**EXCERPTED RECORDS**
"""

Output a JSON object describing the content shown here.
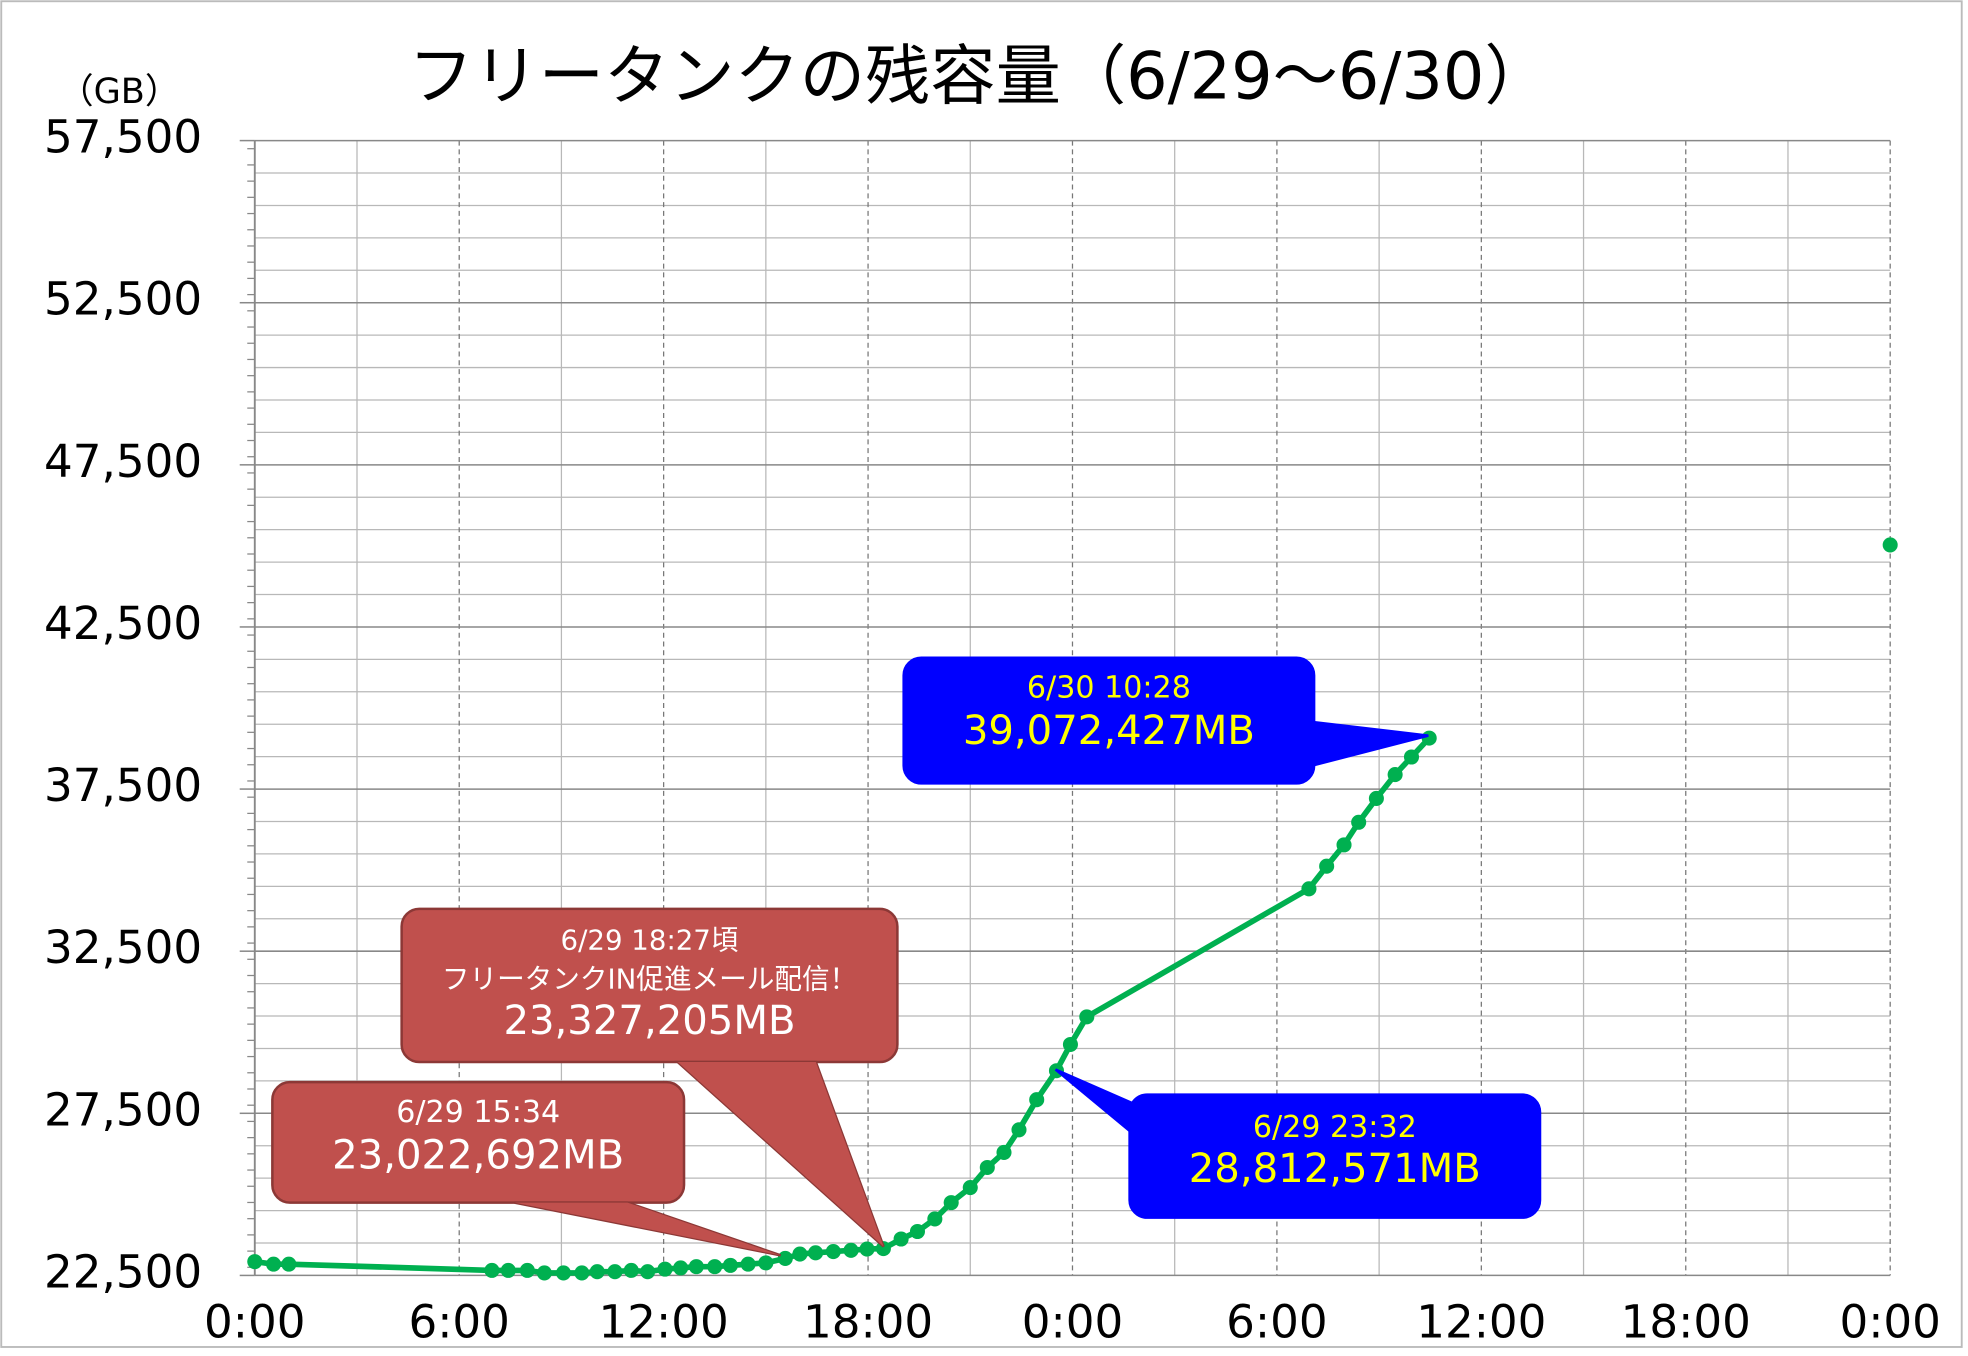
{
  "chart_data": {
    "type": "line",
    "title": "フリータンクの残容量（6/29～6/30）",
    "y_unit": "（GB）",
    "x": [
      0,
      0.55,
      1.0,
      6.96,
      7.44,
      8.0,
      8.5,
      9.06,
      9.6,
      10.05,
      10.57,
      11.05,
      11.53,
      12.04,
      12.5,
      12.96,
      13.5,
      13.96,
      14.48,
      15.0,
      15.57,
      16.0,
      16.46,
      16.98,
      17.5,
      17.97,
      18.45,
      18.97,
      19.45,
      19.96,
      20.44,
      21.0,
      21.5,
      21.99,
      22.43,
      22.95,
      23.53,
      23.94,
      24.42,
      30.94,
      31.46,
      31.97,
      32.4,
      32.92,
      33.47,
      33.95,
      34.47,
      null,
      48.0
    ],
    "series": [
      {
        "name": "残容量",
        "color": "#00b050",
        "values": [
          22926,
          22848,
          22848,
          22655,
          22655,
          22655,
          22577,
          22577,
          22577,
          22616,
          22616,
          22655,
          22616,
          22694,
          22732,
          22771,
          22771,
          22810,
          22848,
          22887,
          23023,
          23158,
          23197,
          23236,
          23274,
          23313,
          23327,
          23623,
          23855,
          24242,
          24745,
          25210,
          25829,
          26294,
          26991,
          27920,
          28813,
          29623,
          30475,
          34424,
          35121,
          35779,
          36476,
          37212,
          37947,
          38489,
          39072,
          null,
          45030
        ]
      }
    ],
    "xlim": [
      0,
      48
    ],
    "xticks": [
      {
        "value": 0,
        "label": "0:00"
      },
      {
        "value": 6,
        "label": "6:00"
      },
      {
        "value": 12,
        "label": "12:00"
      },
      {
        "value": 18,
        "label": "18:00"
      },
      {
        "value": 24,
        "label": "0:00"
      },
      {
        "value": 30,
        "label": "6:00"
      },
      {
        "value": 36,
        "label": "12:00"
      },
      {
        "value": 42,
        "label": "18:00"
      },
      {
        "value": 48,
        "label": "0:00"
      }
    ],
    "ylim": [
      22500,
      57500
    ],
    "yticks": [
      {
        "value": 22500,
        "label": "22,500"
      },
      {
        "value": 27500,
        "label": "27,500"
      },
      {
        "value": 32500,
        "label": "32,500"
      },
      {
        "value": 37500,
        "label": "37,500"
      },
      {
        "value": 42500,
        "label": "42,500"
      },
      {
        "value": 47500,
        "label": "47,500"
      },
      {
        "value": 52500,
        "label": "52,500"
      },
      {
        "value": 57500,
        "label": "57,500"
      }
    ],
    "grid": true,
    "annotations": [
      {
        "style": "red",
        "lines": [
          "6/29 15:34",
          "23,022,692MB"
        ]
      },
      {
        "style": "red",
        "lines": [
          "6/29 18:27頃",
          "フリータンクIN促進メール配信！",
          "23,327,205MB"
        ]
      },
      {
        "style": "blue",
        "lines": [
          "6/29 23:32",
          "28,812,571MB"
        ]
      },
      {
        "style": "blue",
        "lines": [
          "6/30 10:28",
          "39,072,427MB"
        ]
      }
    ]
  }
}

"""

**EXERCISE DIRECTIONS**
The records above are to be restated exactly, without their pictures.

**WORKED ANSWER**
Output a JSON object describing the content shown here.
{
  "chart_data": {
    "type": "line",
    "title": "フリータンクの残容量（6/29～6/30）",
    "y_unit": "（GB）",
    "x": [
      0,
      0.55,
      1.0,
      6.96,
      7.44,
      8.0,
      8.5,
      9.06,
      9.6,
      10.05,
      10.57,
      11.05,
      11.53,
      12.04,
      12.5,
      12.96,
      13.5,
      13.96,
      14.48,
      15.0,
      15.57,
      16.0,
      16.46,
      16.98,
      17.5,
      17.97,
      18.45,
      18.97,
      19.45,
      19.96,
      20.44,
      21.0,
      21.5,
      21.99,
      22.43,
      22.95,
      23.53,
      23.94,
      24.42,
      30.94,
      31.46,
      31.97,
      32.4,
      32.92,
      33.47,
      33.95,
      34.47,
      null,
      48.0
    ],
    "series": [
      {
        "name": "残容量",
        "color": "#00b050",
        "values": [
          22926,
          22848,
          22848,
          22655,
          22655,
          22655,
          22577,
          22577,
          22577,
          22616,
          22616,
          22655,
          22616,
          22694,
          22732,
          22771,
          22771,
          22810,
          22848,
          22887,
          23023,
          23158,
          23197,
          23236,
          23274,
          23313,
          23327,
          23623,
          23855,
          24242,
          24745,
          25210,
          25829,
          26294,
          26991,
          27920,
          28813,
          29623,
          30475,
          34424,
          35121,
          35779,
          36476,
          37212,
          37947,
          38489,
          39072,
          null,
          45030
        ]
      }
    ],
    "xlim": [
      0,
      48
    ],
    "xticks": [
      {
        "value": 0,
        "label": "0:00"
      },
      {
        "value": 6,
        "label": "6:00"
      },
      {
        "value": 12,
        "label": "12:00"
      },
      {
        "value": 18,
        "label": "18:00"
      },
      {
        "value": 24,
        "label": "0:00"
      },
      {
        "value": 30,
        "label": "6:00"
      },
      {
        "value": 36,
        "label": "12:00"
      },
      {
        "value": 42,
        "label": "18:00"
      },
      {
        "value": 48,
        "label": "0:00"
      }
    ],
    "ylim": [
      22500,
      57500
    ],
    "yticks": [
      {
        "value": 22500,
        "label": "22,500"
      },
      {
        "value": 27500,
        "label": "27,500"
      },
      {
        "value": 32500,
        "label": "32,500"
      },
      {
        "value": 37500,
        "label": "37,500"
      },
      {
        "value": 42500,
        "label": "42,500"
      },
      {
        "value": 47500,
        "label": "47,500"
      },
      {
        "value": 52500,
        "label": "52,500"
      },
      {
        "value": 57500,
        "label": "57,500"
      }
    ],
    "grid": true,
    "annotations": [
      {
        "style": "red",
        "lines": [
          "6/29 15:34",
          "23,022,692MB"
        ]
      },
      {
        "style": "red",
        "lines": [
          "6/29 18:27頃",
          "フリータンクIN促進メール配信！",
          "23,327,205MB"
        ]
      },
      {
        "style": "blue",
        "lines": [
          "6/29 23:32",
          "28,812,571MB"
        ]
      },
      {
        "style": "blue",
        "lines": [
          "6/30 10:28",
          "39,072,427MB"
        ]
      }
    ]
  }
}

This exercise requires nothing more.